◆ Stated task ◆
Pull out all lines from the listing below in which the word "County" appears.

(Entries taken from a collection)
* * *
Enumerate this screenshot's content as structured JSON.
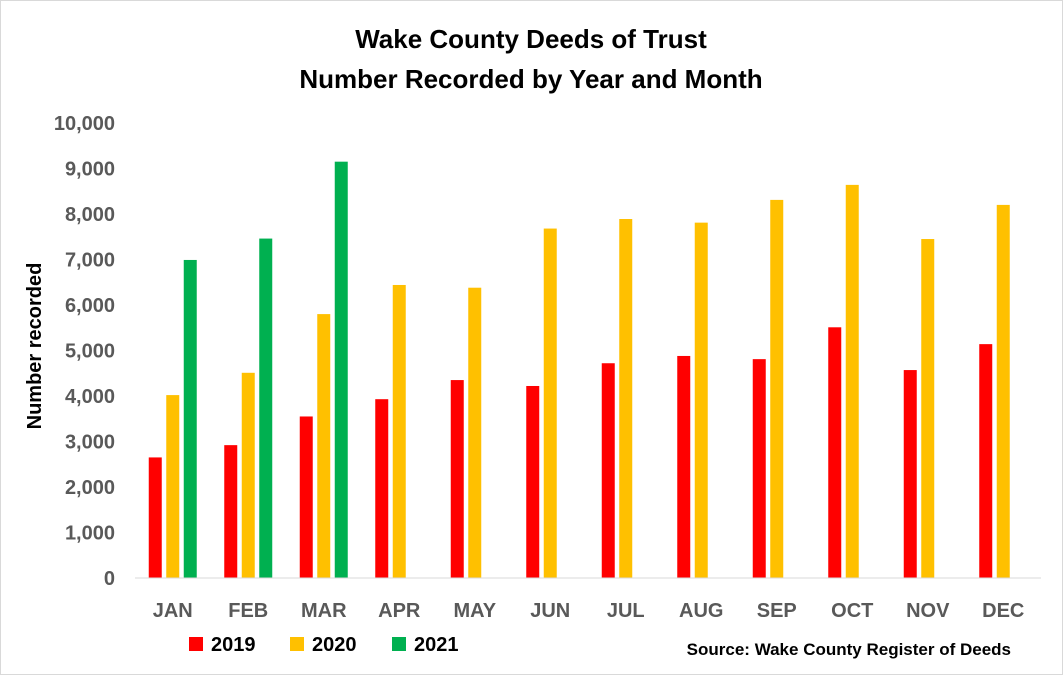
{
  "chart_data": {
    "type": "bar",
    "title": [
      "Wake County Deeds of Trust",
      "Number Recorded by Year and Month"
    ],
    "ylabel": "Number recorded",
    "xlabel": "",
    "ylim": [
      0,
      10000
    ],
    "yticks": [
      "0",
      "1,000",
      "2,000",
      "3,000",
      "4,000",
      "5,000",
      "6,000",
      "7,000",
      "8,000",
      "9,000",
      "10,000"
    ],
    "ytick_values": [
      0,
      1000,
      2000,
      3000,
      4000,
      5000,
      6000,
      7000,
      8000,
      9000,
      10000
    ],
    "grid": false,
    "legend_position": "bottom-left",
    "categories": [
      "JAN",
      "FEB",
      "MAR",
      "APR",
      "MAY",
      "JUN",
      "JUL",
      "AUG",
      "SEP",
      "OCT",
      "NOV",
      "DEC"
    ],
    "series": [
      {
        "name": "2019",
        "color": "#ff0000",
        "values": [
          2650,
          2920,
          3550,
          3930,
          4350,
          4220,
          4720,
          4880,
          4810,
          5510,
          4570,
          5140
        ]
      },
      {
        "name": "2020",
        "color": "#ffc000",
        "values": [
          4020,
          4510,
          5800,
          6440,
          6380,
          7680,
          7890,
          7810,
          8310,
          8640,
          7450,
          8200
        ]
      },
      {
        "name": "2021",
        "color": "#00b050",
        "values": [
          6990,
          7460,
          9150,
          null,
          null,
          null,
          null,
          null,
          null,
          null,
          null,
          null
        ]
      }
    ],
    "source": "Source: Wake County Register of Deeds"
  }
}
* * *
◆ Full response ◆
      "Wake County Deeds of Trust",
    "source": "Source: Wake County Register of Deeds"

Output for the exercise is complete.